• WRITTEN REQUEST: Copy every line, leaving nothing out and adding nothing.
── SUPPLIED RECORDS ──
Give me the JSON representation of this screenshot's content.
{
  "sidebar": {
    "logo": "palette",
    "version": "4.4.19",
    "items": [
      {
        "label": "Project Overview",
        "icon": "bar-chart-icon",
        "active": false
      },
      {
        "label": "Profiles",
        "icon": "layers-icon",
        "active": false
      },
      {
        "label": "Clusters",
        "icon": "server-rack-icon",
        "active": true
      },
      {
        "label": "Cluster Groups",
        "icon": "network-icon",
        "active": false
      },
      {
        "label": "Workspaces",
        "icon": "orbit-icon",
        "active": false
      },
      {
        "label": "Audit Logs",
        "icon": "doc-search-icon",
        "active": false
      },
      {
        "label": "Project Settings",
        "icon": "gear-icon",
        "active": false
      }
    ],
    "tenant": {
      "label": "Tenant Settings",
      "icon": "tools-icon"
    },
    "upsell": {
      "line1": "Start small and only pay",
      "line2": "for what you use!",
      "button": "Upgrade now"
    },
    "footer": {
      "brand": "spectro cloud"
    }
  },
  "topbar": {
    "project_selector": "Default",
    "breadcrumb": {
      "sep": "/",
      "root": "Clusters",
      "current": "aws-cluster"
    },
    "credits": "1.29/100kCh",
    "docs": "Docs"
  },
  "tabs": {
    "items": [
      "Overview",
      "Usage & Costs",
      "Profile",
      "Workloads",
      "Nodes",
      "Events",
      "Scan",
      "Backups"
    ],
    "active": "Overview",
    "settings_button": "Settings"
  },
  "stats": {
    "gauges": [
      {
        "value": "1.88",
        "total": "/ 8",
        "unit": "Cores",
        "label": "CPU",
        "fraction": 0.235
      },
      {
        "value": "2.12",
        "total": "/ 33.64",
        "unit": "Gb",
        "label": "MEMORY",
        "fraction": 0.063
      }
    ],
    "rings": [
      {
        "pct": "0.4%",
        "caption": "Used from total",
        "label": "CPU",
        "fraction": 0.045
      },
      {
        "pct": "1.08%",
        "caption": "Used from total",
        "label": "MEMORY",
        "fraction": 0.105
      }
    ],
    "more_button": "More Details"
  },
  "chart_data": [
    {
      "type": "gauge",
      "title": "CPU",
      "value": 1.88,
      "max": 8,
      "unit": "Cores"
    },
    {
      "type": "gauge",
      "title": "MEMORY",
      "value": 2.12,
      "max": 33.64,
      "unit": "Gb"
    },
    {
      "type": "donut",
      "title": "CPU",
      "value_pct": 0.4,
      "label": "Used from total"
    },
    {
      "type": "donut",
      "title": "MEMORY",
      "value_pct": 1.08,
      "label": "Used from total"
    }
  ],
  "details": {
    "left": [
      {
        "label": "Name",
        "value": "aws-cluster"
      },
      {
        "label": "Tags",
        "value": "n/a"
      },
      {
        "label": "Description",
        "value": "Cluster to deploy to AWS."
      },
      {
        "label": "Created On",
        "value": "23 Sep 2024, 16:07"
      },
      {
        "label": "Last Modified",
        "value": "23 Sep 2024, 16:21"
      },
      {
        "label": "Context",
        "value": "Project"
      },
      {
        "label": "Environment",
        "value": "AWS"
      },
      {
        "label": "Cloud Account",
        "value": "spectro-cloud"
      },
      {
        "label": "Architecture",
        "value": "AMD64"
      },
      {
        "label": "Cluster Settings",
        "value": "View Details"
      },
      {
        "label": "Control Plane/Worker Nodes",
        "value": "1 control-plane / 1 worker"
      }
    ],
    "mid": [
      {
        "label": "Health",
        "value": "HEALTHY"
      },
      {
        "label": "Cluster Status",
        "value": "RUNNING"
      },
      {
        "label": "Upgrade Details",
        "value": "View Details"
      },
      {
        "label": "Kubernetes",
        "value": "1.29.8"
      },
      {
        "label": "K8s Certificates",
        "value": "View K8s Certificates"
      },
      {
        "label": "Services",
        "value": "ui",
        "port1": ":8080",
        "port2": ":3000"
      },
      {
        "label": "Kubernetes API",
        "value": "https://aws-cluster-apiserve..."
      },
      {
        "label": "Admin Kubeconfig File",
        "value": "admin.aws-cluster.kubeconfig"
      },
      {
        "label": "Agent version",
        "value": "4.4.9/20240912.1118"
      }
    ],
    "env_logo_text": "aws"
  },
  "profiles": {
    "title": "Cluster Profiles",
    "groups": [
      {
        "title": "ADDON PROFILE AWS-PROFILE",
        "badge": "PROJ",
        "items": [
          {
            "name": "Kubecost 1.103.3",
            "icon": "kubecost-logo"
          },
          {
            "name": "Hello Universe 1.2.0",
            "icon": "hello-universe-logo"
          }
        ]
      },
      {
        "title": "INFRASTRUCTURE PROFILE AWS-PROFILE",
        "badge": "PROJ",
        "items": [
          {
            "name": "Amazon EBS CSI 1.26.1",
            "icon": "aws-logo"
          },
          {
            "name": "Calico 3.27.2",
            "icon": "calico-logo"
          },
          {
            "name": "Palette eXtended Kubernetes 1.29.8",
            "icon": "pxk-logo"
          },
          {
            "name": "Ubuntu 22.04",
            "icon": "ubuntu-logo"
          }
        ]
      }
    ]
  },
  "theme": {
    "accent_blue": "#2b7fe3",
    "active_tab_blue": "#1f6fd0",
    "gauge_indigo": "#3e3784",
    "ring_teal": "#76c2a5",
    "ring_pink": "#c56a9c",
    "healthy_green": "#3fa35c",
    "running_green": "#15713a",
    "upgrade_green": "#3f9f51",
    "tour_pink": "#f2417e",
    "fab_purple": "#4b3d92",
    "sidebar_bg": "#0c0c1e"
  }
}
───
• REPLY:
Give me the JSON representation of this screenshot's content.
{
  "sidebar": {
    "logo": "palette",
    "version": "4.4.19",
    "items": [
      {
        "label": "Project Overview",
        "icon": "bar-chart-icon",
        "active": false
      },
      {
        "label": "Profiles",
        "icon": "layers-icon",
        "active": false
      },
      {
        "label": "Clusters",
        "icon": "server-rack-icon",
        "active": true
      },
      {
        "label": "Cluster Groups",
        "icon": "network-icon",
        "active": false
      },
      {
        "label": "Workspaces",
        "icon": "orbit-icon",
        "active": false
      },
      {
        "label": "Audit Logs",
        "icon": "doc-search-icon",
        "active": false
      },
      {
        "label": "Project Settings",
        "icon": "gear-icon",
        "active": false
      }
    ],
    "tenant": {
      "label": "Tenant Settings",
      "icon": "tools-icon"
    },
    "upsell": {
      "line1": "Start small and only pay",
      "line2": "for what you use!",
      "button": "Upgrade now"
    },
    "footer": {
      "brand": "spectro cloud"
    }
  },
  "topbar": {
    "project_selector": "Default",
    "breadcrumb": {
      "sep": "/",
      "root": "Clusters",
      "current": "aws-cluster"
    },
    "credits": "1.29/100kCh",
    "docs": "Docs"
  },
  "tabs": {
    "items": [
      "Overview",
      "Usage & Costs",
      "Profile",
      "Workloads",
      "Nodes",
      "Events",
      "Scan",
      "Backups"
    ],
    "active": "Overview",
    "settings_button": "Settings"
  },
  "stats": {
    "gauges": [
      {
        "value": "1.88",
        "total": "/ 8",
        "unit": "Cores",
        "label": "CPU",
        "fraction": 0.235
      },
      {
        "value": "2.12",
        "total": "/ 33.64",
        "unit": "Gb",
        "label": "MEMORY",
        "fraction": 0.063
      }
    ],
    "rings": [
      {
        "pct": "0.4%",
        "caption": "Used from total",
        "label": "CPU",
        "fraction": 0.045
      },
      {
        "pct": "1.08%",
        "caption": "Used from total",
        "label": "MEMORY",
        "fraction": 0.105
      }
    ],
    "more_button": "More Details"
  },
  "chart_data": [
    {
      "type": "gauge",
      "title": "CPU",
      "value": 1.88,
      "max": 8,
      "unit": "Cores"
    },
    {
      "type": "gauge",
      "title": "MEMORY",
      "value": 2.12,
      "max": 33.64,
      "unit": "Gb"
    },
    {
      "type": "donut",
      "title": "CPU",
      "value_pct": 0.4,
      "label": "Used from total"
    },
    {
      "type": "donut",
      "title": "MEMORY",
      "value_pct": 1.08,
      "label": "Used from total"
    }
  ],
  "details": {
    "left": [
      {
        "label": "Name",
        "value": "aws-cluster"
      },
      {
        "label": "Tags",
        "value": "n/a"
      },
      {
        "label": "Description",
        "value": "Cluster to deploy to AWS."
      },
      {
        "label": "Created On",
        "value": "23 Sep 2024, 16:07"
      },
      {
        "label": "Last Modified",
        "value": "23 Sep 2024, 16:21"
      },
      {
        "label": "Context",
        "value": "Project"
      },
      {
        "label": "Environment",
        "value": "AWS"
      },
      {
        "label": "Cloud Account",
        "value": "spectro-cloud"
      },
      {
        "label": "Architecture",
        "value": "AMD64"
      },
      {
        "label": "Cluster Settings",
        "value": "View Details"
      },
      {
        "label": "Control Plane/Worker Nodes",
        "value": "1 control-plane / 1 worker"
      }
    ],
    "mid": [
      {
        "label": "Health",
        "value": "HEALTHY"
      },
      {
        "label": "Cluster Status",
        "value": "RUNNING"
      },
      {
        "label": "Upgrade Details",
        "value": "View Details"
      },
      {
        "label": "Kubernetes",
        "value": "1.29.8"
      },
      {
        "label": "K8s Certificates",
        "value": "View K8s Certificates"
      },
      {
        "label": "Services",
        "value": "ui",
        "port1": ":8080",
        "port2": ":3000"
      },
      {
        "label": "Kubernetes API",
        "value": "https://aws-cluster-apiserve..."
      },
      {
        "label": "Admin Kubeconfig File",
        "value": "admin.aws-cluster.kubeconfig"
      },
      {
        "label": "Agent version",
        "value": "4.4.9/20240912.1118"
      }
    ],
    "env_logo_text": "aws"
  },
  "profiles": {
    "title": "Cluster Profiles",
    "groups": [
      {
        "title": "ADDON PROFILE AWS-PROFILE",
        "badge": "PROJ",
        "items": [
          {
            "name": "Kubecost 1.103.3",
            "icon": "kubecost-logo"
          },
          {
            "name": "Hello Universe 1.2.0",
            "icon": "hello-universe-logo"
          }
        ]
      },
      {
        "title": "INFRASTRUCTURE PROFILE AWS-PROFILE",
        "badge": "PROJ",
        "items": [
          {
            "name": "Amazon EBS CSI 1.26.1",
            "icon": "aws-logo"
          },
          {
            "name": "Calico 3.27.2",
            "icon": "calico-logo"
          },
          {
            "name": "Palette eXtended Kubernetes 1.29.8",
            "icon": "pxk-logo"
          },
          {
            "name": "Ubuntu 22.04",
            "icon": "ubuntu-logo"
          }
        ]
      }
    ]
  },
  "theme": {
    "accent_blue": "#2b7fe3",
    "active_tab_blue": "#1f6fd0",
    "gauge_indigo": "#3e3784",
    "ring_teal": "#76c2a5",
    "ring_pink": "#c56a9c",
    "healthy_green": "#3fa35c",
    "running_green": "#15713a",
    "upgrade_green": "#3f9f51",
    "tour_pink": "#f2417e",
    "fab_purple": "#4b3d92",
    "sidebar_bg": "#0c0c1e"
  }
}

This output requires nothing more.